++++ Extract to read
Status: implemented Implemented in: 2026-05-02 App: reproto
Implement the feature resolution engine that is the prerequisite for editions
rendering (phase 1 of the strategy described in
docs/specs/0025-editions-rendering-strategy.md).
This spec covers only resolution — deriving the effective FeatureSet for any
element in an edition file. Rendering changes (emitting edition = "...";,
features { } blocks, updated field labels, etc.) are deferred to a
follow-on spec.
In an edition file, every rendering decision that differs between proto2 and
proto3 — field presence, packed encoding, message encoding, enum closedness —
is governed by a FeatureSet that must be resolved per element.
A FeatureSet is a protobuf message with one optional enum field per feature.
Only non-default values are stored in the descriptor. The effective value for
a given element is obtained by merging a chain from coarse to fine:
edition defaults → file overrides → message overrides → field/enum/oneof overrides
Each level is a sparse FeatureSet; unset fields are inherited from the level
above. The edition defaults are the base.
reproto must implement this chain itself because:
_pb2.py generated code and is not usable on arbitrary .pb files.descriptor.pb compiled against a
non-standard descriptor.proto (e.g. Google's internal proto2
dialect). The edition defaults for that variant differ from the standard
ones and must be read from the variant's own descriptor, not from the
Python runtime.Edition defaults are not a separate file. They are stored inline in the
variant's descriptor.pb (or descriptor.proto), as FieldOptions.edition_defaults
repeated entries on each field of the FeatureSet message.
Each edition_defaults entry is a (edition: Edition, value: string) pair
where value is the name of the enum value (e.g. "EXPLICIT", "PACKED").
Example (from net/proto2/proto/descriptor.proto):
message FeatureSet {
optional FieldPresence field_presence = 1 [
edition_defaults = { edition: EDITION_LEGACY value: "EXPLICIT" },
edition_defaults = { edition: EDITION_PROTO3 value: "IMPLICIT" },
edition_defaults = { edition: EDITION_2023 value: "EXPLICIT" }
];
optional RepeatedFieldEncoding repeated_field_encoding = 3 [
edition_defaults = { edition: EDITION_LEGACY value: "EXPANDED" },
edition_defaults = { edition: EDITION_PROTO3 value: "PACKED" }
];
...
++++++++
++++ Source material
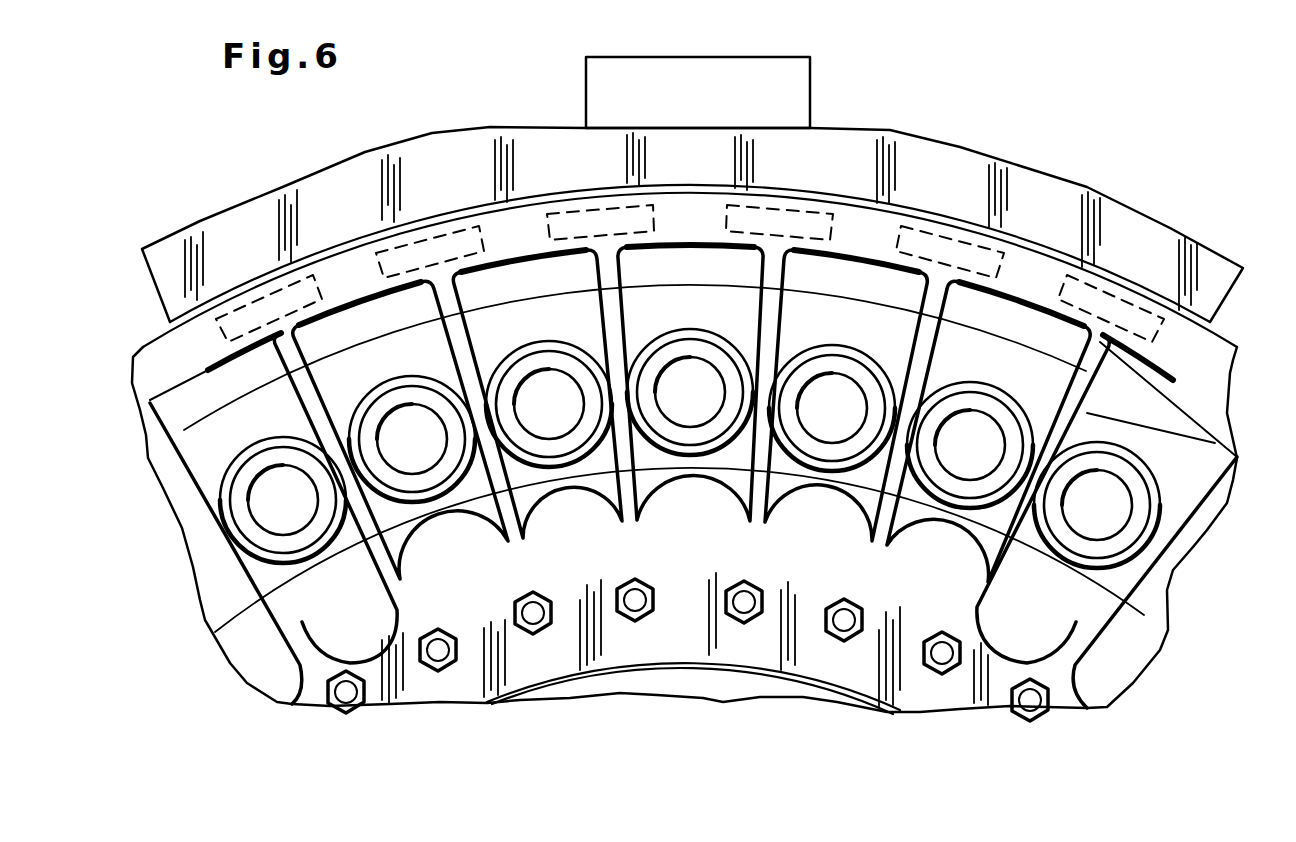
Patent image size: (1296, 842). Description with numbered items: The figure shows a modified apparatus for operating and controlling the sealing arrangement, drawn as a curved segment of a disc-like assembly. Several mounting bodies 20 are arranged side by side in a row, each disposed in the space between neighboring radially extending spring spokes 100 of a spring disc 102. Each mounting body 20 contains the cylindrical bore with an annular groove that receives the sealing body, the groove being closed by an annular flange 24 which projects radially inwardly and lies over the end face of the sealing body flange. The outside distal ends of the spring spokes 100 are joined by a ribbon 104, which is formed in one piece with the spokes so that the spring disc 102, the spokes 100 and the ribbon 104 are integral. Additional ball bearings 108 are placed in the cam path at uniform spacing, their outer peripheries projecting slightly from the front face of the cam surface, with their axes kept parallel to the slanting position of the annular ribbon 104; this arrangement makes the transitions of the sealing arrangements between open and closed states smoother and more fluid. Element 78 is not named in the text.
++++++++
= Your tasks =
a – In the feature resolution spec, what does the value in each edition_defaults entry hold?
b – Can you continue the feature resolution spec from where it stops?

= Results for the exercise =
a – The name of the enum value, such as "EXPLICIT" or "PACKED".

b –
}
The default for a given edition and feature is found by taking the entry with
the highest edition value that is ≤ the file's edition. If no entry
exists for a feature, the field is treated as unset (zero/unknown).
This mechanism is entirely self-describing and variant-agnostic: reproto reads
the defaults directly from whichever descriptor.pb the variant declares.
descriptor.pb and store it in Context.resolve_features(edition_defaults, edition, *feature_sets) -> ResolvedFeatures
function that merges any number of sparse FeatureSet messages (coarsest
first) against the edition default table.ResolvedFeatures is a plain dataclass exposing one attribute per
FeatureSet field, with a typed Python value (enum integer).edition = "...";, features { } blocks,
updated field labels, etc. Covered in the follow-on spec.pb.cpp, pb.java, pb.go, etc.).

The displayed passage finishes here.